● EXERCISE:
Write out the entries again exactly as they are given.

[Figure data in JSON]
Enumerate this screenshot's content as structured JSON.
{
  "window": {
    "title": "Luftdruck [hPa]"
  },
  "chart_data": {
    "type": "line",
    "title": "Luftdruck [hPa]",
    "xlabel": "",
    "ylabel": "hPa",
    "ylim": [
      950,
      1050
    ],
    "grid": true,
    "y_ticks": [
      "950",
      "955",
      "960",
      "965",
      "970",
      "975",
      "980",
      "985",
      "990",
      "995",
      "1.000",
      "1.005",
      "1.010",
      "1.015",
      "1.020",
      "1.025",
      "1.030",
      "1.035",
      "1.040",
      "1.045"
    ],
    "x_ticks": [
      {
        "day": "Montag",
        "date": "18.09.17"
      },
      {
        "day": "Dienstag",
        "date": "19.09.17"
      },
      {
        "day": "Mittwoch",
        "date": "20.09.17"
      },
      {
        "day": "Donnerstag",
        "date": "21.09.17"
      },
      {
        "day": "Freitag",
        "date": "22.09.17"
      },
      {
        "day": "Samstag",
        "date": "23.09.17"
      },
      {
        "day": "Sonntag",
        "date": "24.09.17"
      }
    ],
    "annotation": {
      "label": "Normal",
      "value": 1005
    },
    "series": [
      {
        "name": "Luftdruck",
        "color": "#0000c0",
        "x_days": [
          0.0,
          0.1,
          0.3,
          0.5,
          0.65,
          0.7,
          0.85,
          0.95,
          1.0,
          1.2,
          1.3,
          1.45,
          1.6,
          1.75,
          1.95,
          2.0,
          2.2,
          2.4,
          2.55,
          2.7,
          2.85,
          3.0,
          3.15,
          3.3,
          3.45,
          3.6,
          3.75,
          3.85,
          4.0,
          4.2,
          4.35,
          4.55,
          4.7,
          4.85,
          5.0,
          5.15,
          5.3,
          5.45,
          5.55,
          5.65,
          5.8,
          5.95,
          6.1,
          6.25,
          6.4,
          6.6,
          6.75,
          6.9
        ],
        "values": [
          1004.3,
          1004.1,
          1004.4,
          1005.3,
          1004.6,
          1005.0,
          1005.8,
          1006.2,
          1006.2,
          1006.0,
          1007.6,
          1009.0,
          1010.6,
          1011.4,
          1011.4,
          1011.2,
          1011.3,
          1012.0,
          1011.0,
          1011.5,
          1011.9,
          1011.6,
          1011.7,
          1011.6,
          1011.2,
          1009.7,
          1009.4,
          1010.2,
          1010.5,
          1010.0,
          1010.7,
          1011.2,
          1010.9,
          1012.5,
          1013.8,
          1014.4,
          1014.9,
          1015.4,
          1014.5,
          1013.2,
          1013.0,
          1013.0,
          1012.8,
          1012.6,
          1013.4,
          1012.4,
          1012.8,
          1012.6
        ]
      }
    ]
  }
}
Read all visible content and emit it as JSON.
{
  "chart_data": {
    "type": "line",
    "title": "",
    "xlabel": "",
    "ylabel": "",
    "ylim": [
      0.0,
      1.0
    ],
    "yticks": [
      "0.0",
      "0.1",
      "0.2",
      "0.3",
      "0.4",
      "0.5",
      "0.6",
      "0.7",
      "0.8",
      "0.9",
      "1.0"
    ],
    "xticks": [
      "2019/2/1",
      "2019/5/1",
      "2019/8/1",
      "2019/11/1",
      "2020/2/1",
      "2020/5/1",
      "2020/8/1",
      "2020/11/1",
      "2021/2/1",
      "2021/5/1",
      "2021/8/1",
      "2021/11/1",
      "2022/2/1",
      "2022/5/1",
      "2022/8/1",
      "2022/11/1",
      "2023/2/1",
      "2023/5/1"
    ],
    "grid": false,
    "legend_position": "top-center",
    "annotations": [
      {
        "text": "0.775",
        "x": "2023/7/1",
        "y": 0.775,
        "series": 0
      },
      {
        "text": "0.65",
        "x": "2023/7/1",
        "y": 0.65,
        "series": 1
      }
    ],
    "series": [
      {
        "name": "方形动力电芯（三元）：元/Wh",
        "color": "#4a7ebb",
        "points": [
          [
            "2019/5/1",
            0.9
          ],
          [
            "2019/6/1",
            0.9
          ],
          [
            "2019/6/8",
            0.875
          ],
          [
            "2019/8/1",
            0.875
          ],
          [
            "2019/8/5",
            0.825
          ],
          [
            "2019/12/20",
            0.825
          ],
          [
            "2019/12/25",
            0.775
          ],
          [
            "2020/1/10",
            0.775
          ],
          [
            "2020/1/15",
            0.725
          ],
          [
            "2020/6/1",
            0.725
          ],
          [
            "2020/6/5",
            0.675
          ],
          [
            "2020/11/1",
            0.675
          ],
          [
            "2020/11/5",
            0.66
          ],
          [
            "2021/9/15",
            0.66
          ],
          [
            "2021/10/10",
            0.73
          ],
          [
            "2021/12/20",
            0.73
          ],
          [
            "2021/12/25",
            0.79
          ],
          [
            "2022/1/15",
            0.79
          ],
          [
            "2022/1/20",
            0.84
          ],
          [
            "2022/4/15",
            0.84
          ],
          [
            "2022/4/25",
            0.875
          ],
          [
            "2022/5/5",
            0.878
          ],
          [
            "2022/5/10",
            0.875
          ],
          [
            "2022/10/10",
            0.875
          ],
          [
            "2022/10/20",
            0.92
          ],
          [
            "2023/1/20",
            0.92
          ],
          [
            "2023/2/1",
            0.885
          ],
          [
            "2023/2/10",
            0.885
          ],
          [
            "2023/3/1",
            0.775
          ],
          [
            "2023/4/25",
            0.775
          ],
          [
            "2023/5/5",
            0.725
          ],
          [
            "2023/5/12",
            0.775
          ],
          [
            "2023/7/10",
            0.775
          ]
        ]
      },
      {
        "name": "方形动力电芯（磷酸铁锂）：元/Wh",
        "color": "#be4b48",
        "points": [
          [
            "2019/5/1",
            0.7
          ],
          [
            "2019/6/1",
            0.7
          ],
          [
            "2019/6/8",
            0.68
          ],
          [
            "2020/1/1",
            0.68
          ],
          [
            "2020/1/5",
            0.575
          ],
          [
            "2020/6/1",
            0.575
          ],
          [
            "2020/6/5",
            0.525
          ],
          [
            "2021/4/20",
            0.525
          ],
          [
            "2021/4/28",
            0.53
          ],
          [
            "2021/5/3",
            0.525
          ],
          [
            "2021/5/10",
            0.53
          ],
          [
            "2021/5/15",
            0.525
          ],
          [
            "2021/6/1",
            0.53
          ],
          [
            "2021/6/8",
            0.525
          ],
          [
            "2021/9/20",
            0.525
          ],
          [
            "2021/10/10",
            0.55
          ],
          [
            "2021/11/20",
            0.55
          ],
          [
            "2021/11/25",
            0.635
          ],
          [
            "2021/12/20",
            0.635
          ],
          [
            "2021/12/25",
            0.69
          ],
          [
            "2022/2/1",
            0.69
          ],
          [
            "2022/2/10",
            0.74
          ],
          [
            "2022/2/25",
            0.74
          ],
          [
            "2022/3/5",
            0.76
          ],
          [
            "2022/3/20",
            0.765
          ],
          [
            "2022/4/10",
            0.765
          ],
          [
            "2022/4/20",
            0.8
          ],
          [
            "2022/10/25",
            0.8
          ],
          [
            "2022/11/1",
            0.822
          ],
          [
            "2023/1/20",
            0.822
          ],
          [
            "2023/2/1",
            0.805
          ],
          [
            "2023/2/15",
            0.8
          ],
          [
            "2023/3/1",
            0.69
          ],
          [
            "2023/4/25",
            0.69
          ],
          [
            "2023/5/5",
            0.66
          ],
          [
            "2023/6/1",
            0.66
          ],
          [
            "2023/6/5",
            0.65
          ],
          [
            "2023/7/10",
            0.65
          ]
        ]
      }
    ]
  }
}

● RESPONSE BELOW:
Enumerate this screenshot's content as structured JSON.
{
  "window": {
    "title": "Luftdruck [hPa]"
  },
  "chart_data": {
    "type": "line",
    "title": "Luftdruck [hPa]",
    "xlabel": "",
    "ylabel": "hPa",
    "ylim": [
      950,
      1050
    ],
    "grid": true,
    "y_ticks": [
      "950",
      "955",
      "960",
      "965",
      "970",
      "975",
      "980",
      "985",
      "990",
      "995",
      "1.000",
      "1.005",
      "1.010",
      "1.015",
      "1.020",
      "1.025",
      "1.030",
      "1.035",
      "1.040",
      "1.045"
    ],
    "x_ticks": [
      {
        "day": "Montag",
        "date": "18.09.17"
      },
      {
        "day": "Dienstag",
        "date": "19.09.17"
      },
      {
        "day": "Mittwoch",
        "date": "20.09.17"
      },
      {
        "day": "Donnerstag",
        "date": "21.09.17"
      },
      {
        "day": "Freitag",
        "date": "22.09.17"
      },
      {
        "day": "Samstag",
        "date": "23.09.17"
      },
      {
        "day": "Sonntag",
        "date": "24.09.17"
      }
    ],
    "annotation": {
      "label": "Normal",
      "value": 1005
    },
    "series": [
      {
        "name": "Luftdruck",
        "color": "#0000c0",
        "x_days": [
          0.0,
          0.1,
          0.3,
          0.5,
          0.65,
          0.7,
          0.85,
          0.95,
          1.0,
          1.2,
          1.3,
          1.45,
          1.6,
          1.75,
          1.95,
          2.0,
          2.2,
          2.4,
          2.55,
          2.7,
          2.85,
          3.0,
          3.15,
          3.3,
          3.45,
          3.6,
          3.75,
          3.85,
          4.0,
          4.2,
          4.35,
          4.55,
          4.7,
          4.85,
          5.0,
          5.15,
          5.3,
          5.45,
          5.55,
          5.65,
          5.8,
          5.95,
          6.1,
          6.25,
          6.4,
          6.6,
          6.75,
          6.9
        ],
        "values": [
          1004.3,
          1004.1,
          1004.4,
          1005.3,
          1004.6,
          1005.0,
          1005.8,
          1006.2,
          1006.2,
          1006.0,
          1007.6,
          1009.0,
          1010.6,
          1011.4,
          1011.4,
          1011.2,
          1011.3,
          1012.0,
          1011.0,
          1011.5,
          1011.9,
          1011.6,
          1011.7,
          1011.6,
          1011.2,
          1009.7,
          1009.4,
          1010.2,
          1010.5,
          1010.0,
          1010.7,
          1011.2,
          1010.9,
          1012.5,
          1013.8,
          1014.4,
          1014.9,
          1015.4,
          1014.5,
          1013.2,
          1013.0,
          1013.0,
          1012.8,
          1012.6,
          1013.4,
          1012.4,
          1012.8,
          1012.6
        ]
      }
    ]
  }
}
Read all visible content and emit it as JSON.
{
  "chart_data": {
    "type": "line",
    "title": "",
    "xlabel": "",
    "ylabel": "",
    "ylim": [
      0.0,
      1.0
    ],
    "yticks": [
      "0.0",
      "0.1",
      "0.2",
      "0.3",
      "0.4",
      "0.5",
      "0.6",
      "0.7",
      "0.8",
      "0.9",
      "1.0"
    ],
    "xticks": [
      "2019/2/1",
      "2019/5/1",
      "2019/8/1",
      "2019/11/1",
      "2020/2/1",
      "2020/5/1",
      "2020/8/1",
      "2020/11/1",
      "2021/2/1",
      "2021/5/1",
      "2021/8/1",
      "2021/11/1",
      "2022/2/1",
      "2022/5/1",
      "2022/8/1",
      "2022/11/1",
      "2023/2/1",
      "2023/5/1"
    ],
    "grid": false,
    "legend_position": "top-center",
    "annotations": [
      {
        "text": "0.775",
        "x": "2023/7/1",
        "y": 0.775,
        "series": 0
      },
      {
        "text": "0.65",
        "x": "2023/7/1",
        "y": 0.65,
        "series": 1
      }
    ],
    "series": [
      {
        "name": "方形动力电芯（三元）：元/Wh",
        "color": "#4a7ebb",
        "points": [
          [
            "2019/5/1",
            0.9
          ],
          [
            "2019/6/1",
            0.9
          ],
          [
            "2019/6/8",
            0.875
          ],
          [
            "2019/8/1",
            0.875
          ],
          [
            "2019/8/5",
            0.825
          ],
          [
            "2019/12/20",
            0.825
          ],
          [
            "2019/12/25",
            0.775
          ],
          [
            "2020/1/10",
            0.775
          ],
          [
            "2020/1/15",
            0.725
          ],
          [
            "2020/6/1",
            0.725
          ],
          [
            "2020/6/5",
            0.675
          ],
          [
            "2020/11/1",
            0.675
          ],
          [
            "2020/11/5",
            0.66
          ],
          [
            "2021/9/15",
            0.66
          ],
          [
            "2021/10/10",
            0.73
          ],
          [
            "2021/12/20",
            0.73
          ],
          [
            "2021/12/25",
            0.79
          ],
          [
            "2022/1/15",
            0.79
          ],
          [
            "2022/1/20",
            0.84
          ],
          [
            "2022/4/15",
            0.84
          ],
          [
            "2022/4/25",
            0.875
          ],
          [
            "2022/5/5",
            0.878
          ],
          [
            "2022/5/10",
            0.875
          ],
          [
            "2022/10/10",
            0.875
          ],
          [
            "2022/10/20",
            0.92
          ],
          [
            "2023/1/20",
            0.92
          ],
          [
            "2023/2/1",
            0.885
          ],
          [
            "2023/2/10",
            0.885
          ],
          [
            "2023/3/1",
            0.775
          ],
          [
            "2023/4/25",
            0.775
          ],
          [
            "2023/5/5",
            0.725
          ],
          [
            "2023/5/12",
            0.775
          ],
          [
            "2023/7/10",
            0.775
          ]
        ]
      },
      {
        "name": "方形动力电芯（磷酸铁锂）：元/Wh",
        "color": "#be4b48",
        "points": [
          [
            "2019/5/1",
            0.7
          ],
          [
            "2019/6/1",
            0.7
          ],
          [
            "2019/6/8",
            0.68
          ],
          [
            "2020/1/1",
            0.68
          ],
          [
            "2020/1/5",
            0.575
          ],
          [
            "2020/6/1",
            0.575
          ],
          [
            "2020/6/5",
            0.525
          ],
          [
            "2021/4/20",
            0.525
          ],
          [
            "2021/4/28",
            0.53
          ],
          [
            "2021/5/3",
            0.525
          ],
          [
            "2021/5/10",
            0.53
          ],
          [
            "2021/5/15",
            0.525
          ],
          [
            "2021/6/1",
            0.53
          ],
          [
            "2021/6/8",
            0.525
          ],
          [
            "2021/9/20",
            0.525
          ],
          [
            "2021/10/10",
            0.55
          ],
          [
            "2021/11/20",
            0.55
          ],
          [
            "2021/11/25",
            0.635
          ],
          [
            "2021/12/20",
            0.635
          ],
          [
            "2021/12/25",
            0.69
          ],
          [
            "2022/2/1",
            0.69
          ],
          [
            "2022/2/10",
            0.74
          ],
          [
            "2022/2/25",
            0.74
          ],
          [
            "2022/3/5",
            0.76
          ],
          [
            "2022/3/20",
            0.765
          ],
          [
            "2022/4/10",
            0.765
          ],
          [
            "2022/4/20",
            0.8
          ],
          [
            "2022/10/25",
            0.8
          ],
          [
            "2022/11/1",
            0.822
          ],
          [
            "2023/1/20",
            0.822
          ],
          [
            "2023/2/1",
            0.805
          ],
          [
            "2023/2/15",
            0.8
          ],
          [
            "2023/3/1",
            0.69
          ],
          [
            "2023/4/25",
            0.69
          ],
          [
            "2023/5/5",
            0.66
          ],
          [
            "2023/6/1",
            0.66
          ],
          [
            "2023/6/5",
            0.65
          ],
          [
            "2023/7/10",
            0.65
          ]
        ]
      }
    ]
  }
}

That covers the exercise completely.